TASK PROMPT:
Copy only the lines between the one containing "Convert this chart" and the end of the records, both included, leaving out pictures.

ITEMS:
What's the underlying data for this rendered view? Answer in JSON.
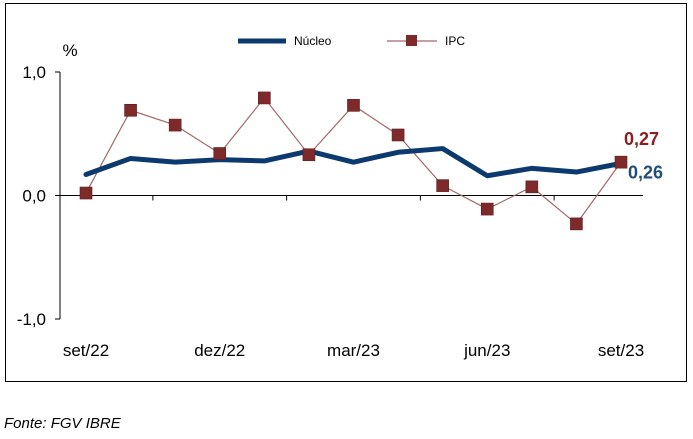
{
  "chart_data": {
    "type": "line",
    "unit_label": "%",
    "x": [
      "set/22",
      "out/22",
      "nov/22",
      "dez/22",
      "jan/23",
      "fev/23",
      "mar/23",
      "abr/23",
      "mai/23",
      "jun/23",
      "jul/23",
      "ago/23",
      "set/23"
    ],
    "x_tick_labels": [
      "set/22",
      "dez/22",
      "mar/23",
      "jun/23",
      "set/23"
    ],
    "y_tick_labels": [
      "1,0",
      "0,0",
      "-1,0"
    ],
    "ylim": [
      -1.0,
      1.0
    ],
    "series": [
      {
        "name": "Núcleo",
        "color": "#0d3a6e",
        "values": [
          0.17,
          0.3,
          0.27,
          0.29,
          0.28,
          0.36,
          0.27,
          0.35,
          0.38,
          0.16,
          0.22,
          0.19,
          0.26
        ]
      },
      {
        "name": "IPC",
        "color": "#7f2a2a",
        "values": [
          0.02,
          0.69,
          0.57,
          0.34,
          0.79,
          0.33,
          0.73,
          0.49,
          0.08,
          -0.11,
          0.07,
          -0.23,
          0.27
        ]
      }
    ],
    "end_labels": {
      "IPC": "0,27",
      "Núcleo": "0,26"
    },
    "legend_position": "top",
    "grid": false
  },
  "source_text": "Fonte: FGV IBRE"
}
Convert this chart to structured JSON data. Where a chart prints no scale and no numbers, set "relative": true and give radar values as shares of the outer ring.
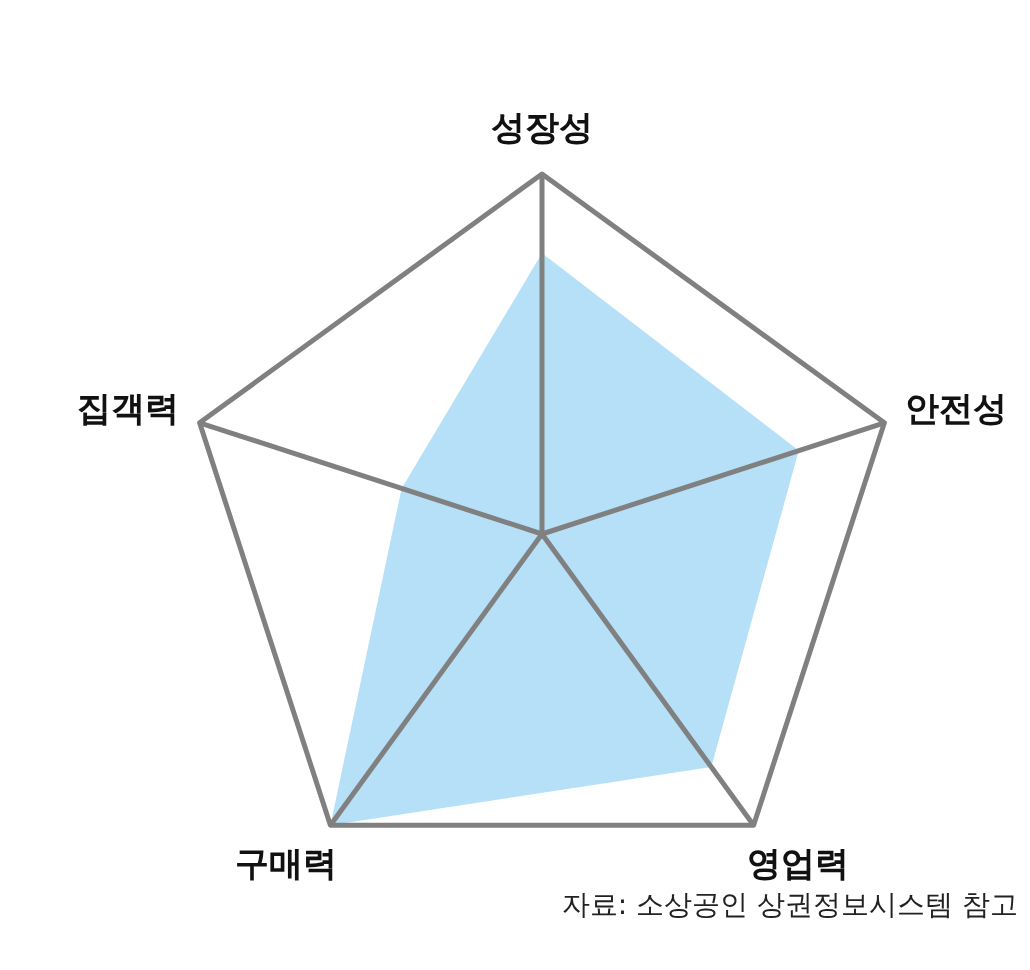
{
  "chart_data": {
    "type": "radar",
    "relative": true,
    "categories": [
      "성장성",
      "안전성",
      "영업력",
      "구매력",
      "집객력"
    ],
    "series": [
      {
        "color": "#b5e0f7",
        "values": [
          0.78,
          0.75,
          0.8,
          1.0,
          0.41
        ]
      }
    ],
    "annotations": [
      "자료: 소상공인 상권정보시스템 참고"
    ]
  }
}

OUTPUT OF THE TASK:
Convert this chart to structured JSON data. Where a chart prints no scale and no numbers, set "relative": true and give radar values as shares of the outer ring.
{
  "chart_data": {
    "type": "radar",
    "relative": true,
    "categories": [
      "성장성",
      "안전성",
      "영업력",
      "구매력",
      "집객력"
    ],
    "series": [
      {
        "color": "#b5e0f7",
        "values": [
          0.78,
          0.75,
          0.8,
          1.0,
          0.41
        ]
      }
    ],
    "annotations": [
      "자료: 소상공인 상권정보시스템 참고"
    ]
  }
}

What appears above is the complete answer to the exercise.